Task goal: Output the material beneath exactly, leaving nothing out.

┌─ Records to process

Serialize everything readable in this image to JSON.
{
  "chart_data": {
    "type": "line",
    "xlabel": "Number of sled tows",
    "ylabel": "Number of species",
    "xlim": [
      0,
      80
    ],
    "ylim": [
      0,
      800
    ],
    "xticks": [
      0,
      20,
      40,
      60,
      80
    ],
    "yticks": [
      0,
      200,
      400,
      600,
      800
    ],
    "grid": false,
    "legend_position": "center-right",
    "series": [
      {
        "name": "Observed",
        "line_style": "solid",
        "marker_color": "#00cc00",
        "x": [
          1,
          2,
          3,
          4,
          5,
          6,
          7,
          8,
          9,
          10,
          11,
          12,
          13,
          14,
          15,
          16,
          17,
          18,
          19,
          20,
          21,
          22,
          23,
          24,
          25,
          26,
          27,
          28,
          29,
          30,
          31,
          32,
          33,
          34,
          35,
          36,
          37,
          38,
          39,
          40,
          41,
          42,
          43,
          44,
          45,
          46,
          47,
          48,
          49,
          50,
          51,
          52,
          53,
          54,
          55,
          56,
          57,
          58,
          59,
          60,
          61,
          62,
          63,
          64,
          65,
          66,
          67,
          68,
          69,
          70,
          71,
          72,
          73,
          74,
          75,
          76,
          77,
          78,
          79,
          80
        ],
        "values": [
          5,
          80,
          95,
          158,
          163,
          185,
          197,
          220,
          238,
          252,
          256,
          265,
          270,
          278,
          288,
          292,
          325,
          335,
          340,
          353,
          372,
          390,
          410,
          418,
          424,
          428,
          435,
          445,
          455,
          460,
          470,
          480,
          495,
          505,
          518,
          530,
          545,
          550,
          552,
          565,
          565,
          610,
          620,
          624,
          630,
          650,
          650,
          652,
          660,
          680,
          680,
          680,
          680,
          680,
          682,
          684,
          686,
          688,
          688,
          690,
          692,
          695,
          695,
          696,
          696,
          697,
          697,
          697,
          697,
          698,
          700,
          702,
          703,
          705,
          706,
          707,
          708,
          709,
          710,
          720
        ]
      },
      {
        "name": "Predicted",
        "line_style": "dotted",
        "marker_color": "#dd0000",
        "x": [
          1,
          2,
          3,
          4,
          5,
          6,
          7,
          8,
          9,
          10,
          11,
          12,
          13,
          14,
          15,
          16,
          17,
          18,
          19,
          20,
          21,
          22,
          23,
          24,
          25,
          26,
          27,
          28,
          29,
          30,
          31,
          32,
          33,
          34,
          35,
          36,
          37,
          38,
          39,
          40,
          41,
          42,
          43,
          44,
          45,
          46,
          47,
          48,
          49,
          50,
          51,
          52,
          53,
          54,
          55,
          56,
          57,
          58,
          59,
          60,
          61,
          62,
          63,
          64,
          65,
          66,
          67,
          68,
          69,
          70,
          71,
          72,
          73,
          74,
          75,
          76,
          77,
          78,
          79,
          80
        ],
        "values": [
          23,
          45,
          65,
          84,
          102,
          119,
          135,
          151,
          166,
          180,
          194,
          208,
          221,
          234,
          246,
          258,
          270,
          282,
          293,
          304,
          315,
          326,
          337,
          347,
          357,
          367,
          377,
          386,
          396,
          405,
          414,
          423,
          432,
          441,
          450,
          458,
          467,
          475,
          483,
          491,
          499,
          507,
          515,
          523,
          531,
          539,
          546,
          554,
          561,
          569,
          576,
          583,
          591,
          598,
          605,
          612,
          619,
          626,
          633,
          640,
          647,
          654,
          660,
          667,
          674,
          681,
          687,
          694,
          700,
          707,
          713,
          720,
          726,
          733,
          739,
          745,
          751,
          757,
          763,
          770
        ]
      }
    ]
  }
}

└─

Solution to this exercise:
Serialize everything readable in this image to JSON.
{
  "chart_data": {
    "type": "line",
    "xlabel": "Number of sled tows",
    "ylabel": "Number of species",
    "xlim": [
      0,
      80
    ],
    "ylim": [
      0,
      800
    ],
    "xticks": [
      0,
      20,
      40,
      60,
      80
    ],
    "yticks": [
      0,
      200,
      400,
      600,
      800
    ],
    "grid": false,
    "legend_position": "center-right",
    "series": [
      {
        "name": "Observed",
        "line_style": "solid",
        "marker_color": "#00cc00",
        "x": [
          1,
          2,
          3,
          4,
          5,
          6,
          7,
          8,
          9,
          10,
          11,
          12,
          13,
          14,
          15,
          16,
          17,
          18,
          19,
          20,
          21,
          22,
          23,
          24,
          25,
          26,
          27,
          28,
          29,
          30,
          31,
          32,
          33,
          34,
          35,
          36,
          37,
          38,
          39,
          40,
          41,
          42,
          43,
          44,
          45,
          46,
          47,
          48,
          49,
          50,
          51,
          52,
          53,
          54,
          55,
          56,
          57,
          58,
          59,
          60,
          61,
          62,
          63,
          64,
          65,
          66,
          67,
          68,
          69,
          70,
          71,
          72,
          73,
          74,
          75,
          76,
          77,
          78,
          79,
          80
        ],
        "values": [
          5,
          80,
          95,
          158,
          163,
          185,
          197,
          220,
          238,
          252,
          256,
          265,
          270,
          278,
          288,
          292,
          325,
          335,
          340,
          353,
          372,
          390,
          410,
          418,
          424,
          428,
          435,
          445,
          455,
          460,
          470,
          480,
          495,
          505,
          518,
          530,
          545,
          550,
          552,
          565,
          565,
          610,
          620,
          624,
          630,
          650,
          650,
          652,
          660,
          680,
          680,
          680,
          680,
          680,
          682,
          684,
          686,
          688,
          688,
          690,
          692,
          695,
          695,
          696,
          696,
          697,
          697,
          697,
          697,
          698,
          700,
          702,
          703,
          705,
          706,
          707,
          708,
          709,
          710,
          720
        ]
      },
      {
        "name": "Predicted",
        "line_style": "dotted",
        "marker_color": "#dd0000",
        "x": [
          1,
          2,
          3,
          4,
          5,
          6,
          7,
          8,
          9,
          10,
          11,
          12,
          13,
          14,
          15,
          16,
          17,
          18,
          19,
          20,
          21,
          22,
          23,
          24,
          25,
          26,
          27,
          28,
          29,
          30,
          31,
          32,
          33,
          34,
          35,
          36,
          37,
          38,
          39,
          40,
          41,
          42,
          43,
          44,
          45,
          46,
          47,
          48,
          49,
          50,
          51,
          52,
          53,
          54,
          55,
          56,
          57,
          58,
          59,
          60,
          61,
          62,
          63,
          64,
          65,
          66,
          67,
          68,
          69,
          70,
          71,
          72,
          73,
          74,
          75,
          76,
          77,
          78,
          79,
          80
        ],
        "values": [
          23,
          45,
          65,
          84,
          102,
          119,
          135,
          151,
          166,
          180,
          194,
          208,
          221,
          234,
          246,
          258,
          270,
          282,
          293,
          304,
          315,
          326,
          337,
          347,
          357,
          367,
          377,
          386,
          396,
          405,
          414,
          423,
          432,
          441,
          450,
          458,
          467,
          475,
          483,
          491,
          499,
          507,
          515,
          523,
          531,
          539,
          546,
          554,
          561,
          569,
          576,
          583,
          591,
          598,
          605,
          612,
          619,
          626,
          633,
          640,
          647,
          654,
          660,
          667,
          674,
          681,
          687,
          694,
          700,
          707,
          713,
          720,
          726,
          733,
          739,
          745,
          751,
          757,
          763,
          770
        ]
      }
    ]
  }
}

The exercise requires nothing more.